[Entries taken from a collection]
= = = = = = =

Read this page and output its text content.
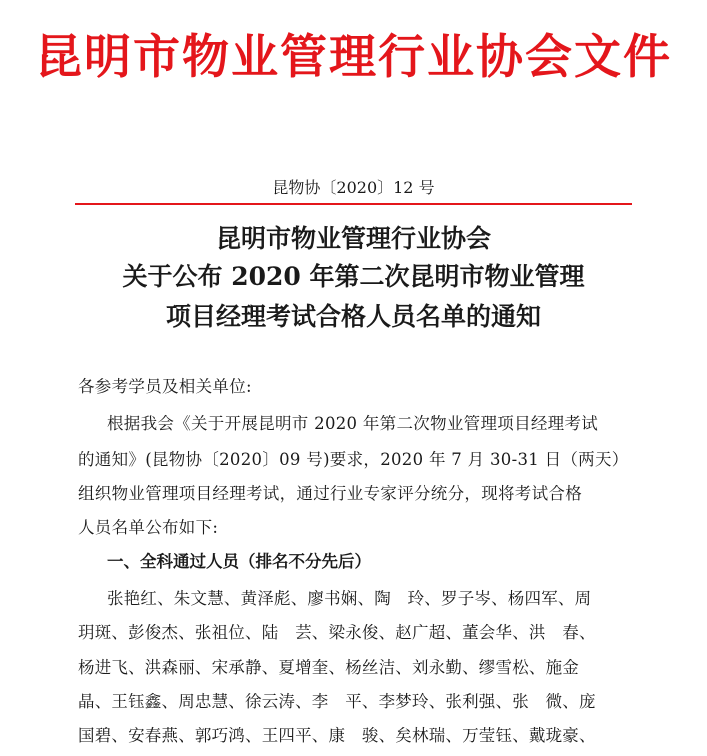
昆明市物业管理行业协会文件
昆物协〔2020〕12 号
昆明市物业管理行业协会
关于公布 2020 年第二次昆明市物业管理
项目经理考试合格人员名单的通知
各参考学员及相关单位:
根据我会《关于开展昆明市 2020 年第二次物业管理项目经理考试
的通知》(昆物协〔2020〕09 号)要求，2020 年 7 月 30-31 日（两天）
组织物业管理项目经理考试，通过行业专家评分统分，现将考试合格
人员名单公布如下:
一、全科通过人员（排名不分先后）
张艳红、朱文慧、黄泽彪、廖书娴、陶　玲、罗子岑、杨四军、周
玥斑、彭俊杰、张祖位、陆　芸、梁永俊、赵广超、董会华、洪　春、
杨进飞、洪森丽、宋承静、夏增奎、杨丝洁、刘永勤、缪雪松、施金
晶、王钰鑫、周忠慧、徐云涛、李　平、李梦玲、张利强、张　微、庞
国碧、安春燕、郭巧鸿、王四平、康　骏、矣林瑞、万莹钰、戴珑豪、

= = = = = = =

= Exercise goal =
Repeat the material above verbatim, with no pictures in the output.

= Exercise response =
Read this page and output its text content.
昆明市物业管理行业协会文件
昆物协〔2020〕12 号
昆明市物业管理行业协会
关于公布 2020 年第二次昆明市物业管理
项目经理考试合格人员名单的通知
各参考学员及相关单位:
根据我会《关于开展昆明市 2020 年第二次物业管理项目经理考试
的通知》(昆物协〔2020〕09 号)要求，2020 年 7 月 30-31 日（两天）
组织物业管理项目经理考试，通过行业专家评分统分，现将考试合格
人员名单公布如下:
一、全科通过人员（排名不分先后）
张艳红、朱文慧、黄泽彪、廖书娴、陶　玲、罗子岑、杨四军、周
玥斑、彭俊杰、张祖位、陆　芸、梁永俊、赵广超、董会华、洪　春、
杨进飞、洪森丽、宋承静、夏增奎、杨丝洁、刘永勤、缪雪松、施金
晶、王钰鑫、周忠慧、徐云涛、李　平、李梦玲、张利强、张　微、庞
国碧、安春燕、郭巧鸿、王四平、康　骏、矣林瑞、万莹钰、戴珑豪、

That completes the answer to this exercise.